Copy out lines with the word "JSON" from the material that follows.

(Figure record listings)
########################################

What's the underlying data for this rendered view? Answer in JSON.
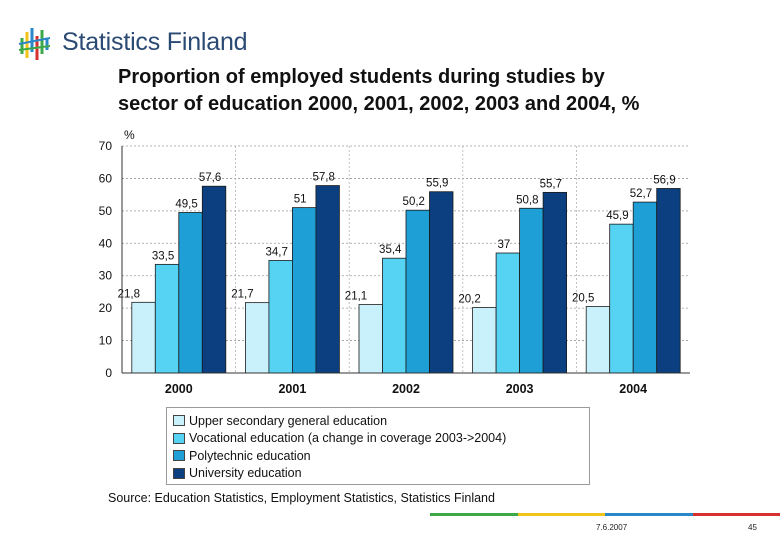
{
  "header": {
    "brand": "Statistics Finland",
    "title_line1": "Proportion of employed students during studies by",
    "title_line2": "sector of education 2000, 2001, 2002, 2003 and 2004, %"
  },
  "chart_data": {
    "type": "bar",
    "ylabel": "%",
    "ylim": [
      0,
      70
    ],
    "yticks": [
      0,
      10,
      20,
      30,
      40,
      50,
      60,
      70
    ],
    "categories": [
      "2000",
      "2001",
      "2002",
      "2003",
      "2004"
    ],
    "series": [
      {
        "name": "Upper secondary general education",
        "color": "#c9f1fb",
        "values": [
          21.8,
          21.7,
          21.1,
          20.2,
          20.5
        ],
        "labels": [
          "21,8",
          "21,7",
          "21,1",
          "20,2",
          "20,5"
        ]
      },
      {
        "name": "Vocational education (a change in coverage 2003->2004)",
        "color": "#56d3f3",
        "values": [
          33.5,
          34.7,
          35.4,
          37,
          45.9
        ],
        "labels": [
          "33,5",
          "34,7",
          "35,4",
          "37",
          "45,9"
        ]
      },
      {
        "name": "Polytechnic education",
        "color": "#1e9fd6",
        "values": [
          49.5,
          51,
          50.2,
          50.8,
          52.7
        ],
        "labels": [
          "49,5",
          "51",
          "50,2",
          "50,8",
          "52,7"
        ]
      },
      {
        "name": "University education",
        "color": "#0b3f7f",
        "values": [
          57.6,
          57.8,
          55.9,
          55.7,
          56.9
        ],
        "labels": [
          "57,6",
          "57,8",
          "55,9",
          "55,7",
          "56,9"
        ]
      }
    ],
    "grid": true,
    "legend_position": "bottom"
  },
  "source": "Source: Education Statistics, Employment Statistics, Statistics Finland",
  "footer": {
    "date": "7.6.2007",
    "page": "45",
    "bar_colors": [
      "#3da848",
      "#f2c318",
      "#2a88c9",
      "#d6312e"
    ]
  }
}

########################################

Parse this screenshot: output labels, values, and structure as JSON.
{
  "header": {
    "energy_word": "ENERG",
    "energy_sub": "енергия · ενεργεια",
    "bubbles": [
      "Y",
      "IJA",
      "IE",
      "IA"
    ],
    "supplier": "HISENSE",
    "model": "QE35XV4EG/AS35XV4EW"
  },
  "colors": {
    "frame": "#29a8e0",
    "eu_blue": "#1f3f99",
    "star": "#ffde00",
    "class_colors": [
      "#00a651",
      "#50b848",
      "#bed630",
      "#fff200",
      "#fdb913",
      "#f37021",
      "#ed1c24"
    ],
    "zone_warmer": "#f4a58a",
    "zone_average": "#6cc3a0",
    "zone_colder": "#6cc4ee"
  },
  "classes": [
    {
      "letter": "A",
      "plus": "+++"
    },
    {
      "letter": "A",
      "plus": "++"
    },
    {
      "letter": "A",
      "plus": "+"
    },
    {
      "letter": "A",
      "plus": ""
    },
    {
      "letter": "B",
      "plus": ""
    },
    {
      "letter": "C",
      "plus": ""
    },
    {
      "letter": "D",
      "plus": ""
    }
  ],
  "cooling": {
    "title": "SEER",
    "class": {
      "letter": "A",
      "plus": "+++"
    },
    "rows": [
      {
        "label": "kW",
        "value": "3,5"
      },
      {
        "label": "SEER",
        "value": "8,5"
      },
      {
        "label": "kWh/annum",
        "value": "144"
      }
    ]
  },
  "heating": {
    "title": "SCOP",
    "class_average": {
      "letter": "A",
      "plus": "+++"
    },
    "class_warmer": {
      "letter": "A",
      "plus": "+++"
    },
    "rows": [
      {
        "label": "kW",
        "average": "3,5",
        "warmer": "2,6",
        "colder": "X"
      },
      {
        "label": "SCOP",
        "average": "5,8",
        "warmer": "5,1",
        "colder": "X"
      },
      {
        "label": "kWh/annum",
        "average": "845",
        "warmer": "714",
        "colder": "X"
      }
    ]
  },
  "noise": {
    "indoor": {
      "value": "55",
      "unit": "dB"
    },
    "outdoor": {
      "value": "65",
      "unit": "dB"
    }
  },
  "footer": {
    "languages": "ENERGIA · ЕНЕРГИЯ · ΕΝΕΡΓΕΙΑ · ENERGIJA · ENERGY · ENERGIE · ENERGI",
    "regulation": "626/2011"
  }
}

########################################

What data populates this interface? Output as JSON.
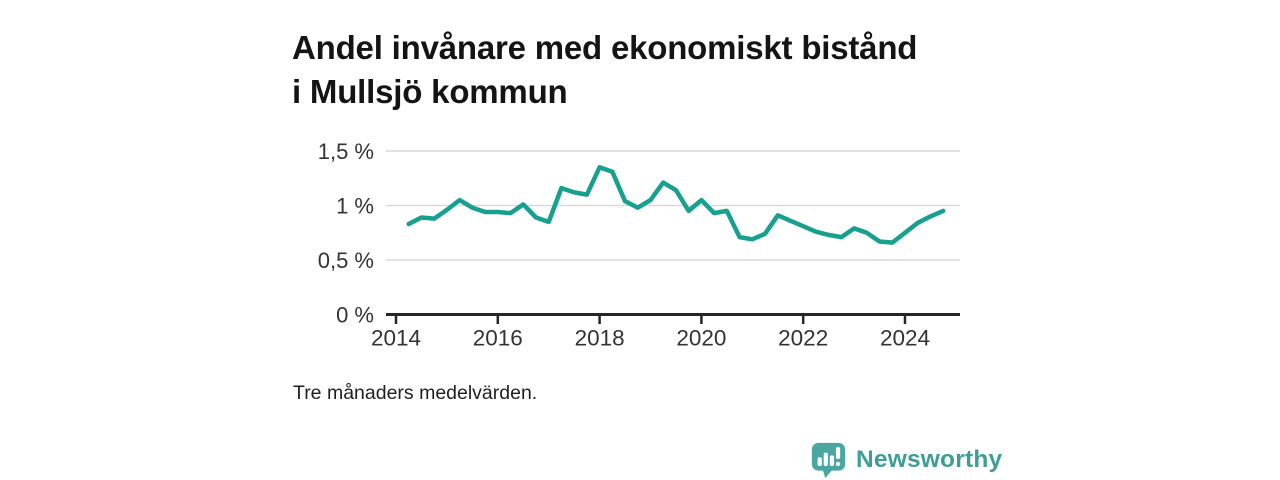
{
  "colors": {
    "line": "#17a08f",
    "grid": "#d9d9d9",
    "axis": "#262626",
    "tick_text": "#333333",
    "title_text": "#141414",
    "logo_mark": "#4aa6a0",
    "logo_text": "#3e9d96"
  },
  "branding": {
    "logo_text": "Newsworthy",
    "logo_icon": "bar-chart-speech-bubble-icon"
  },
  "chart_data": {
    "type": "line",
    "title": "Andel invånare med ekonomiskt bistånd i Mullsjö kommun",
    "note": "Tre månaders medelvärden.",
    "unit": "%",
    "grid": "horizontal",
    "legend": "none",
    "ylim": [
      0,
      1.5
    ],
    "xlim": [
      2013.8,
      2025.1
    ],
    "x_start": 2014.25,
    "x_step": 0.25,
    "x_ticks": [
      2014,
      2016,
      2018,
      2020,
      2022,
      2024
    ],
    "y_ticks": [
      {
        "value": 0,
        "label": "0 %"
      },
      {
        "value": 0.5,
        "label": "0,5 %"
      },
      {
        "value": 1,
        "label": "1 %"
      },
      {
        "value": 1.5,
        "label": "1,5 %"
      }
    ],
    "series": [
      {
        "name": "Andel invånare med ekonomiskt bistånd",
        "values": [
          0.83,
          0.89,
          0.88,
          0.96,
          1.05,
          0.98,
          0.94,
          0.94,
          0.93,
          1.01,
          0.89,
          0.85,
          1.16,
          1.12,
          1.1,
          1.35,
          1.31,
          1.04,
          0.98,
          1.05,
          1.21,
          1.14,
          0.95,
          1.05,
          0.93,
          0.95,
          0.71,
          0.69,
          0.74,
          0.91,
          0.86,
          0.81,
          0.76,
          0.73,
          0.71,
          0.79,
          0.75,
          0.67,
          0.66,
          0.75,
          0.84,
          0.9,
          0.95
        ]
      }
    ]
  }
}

########################################

__The completed task__.
What's the underlying data for this rendered view? Answer in JSON.
Parse this screenshot: output labels, values, and structure as JSON.
What data populates this interface? Output as JSON.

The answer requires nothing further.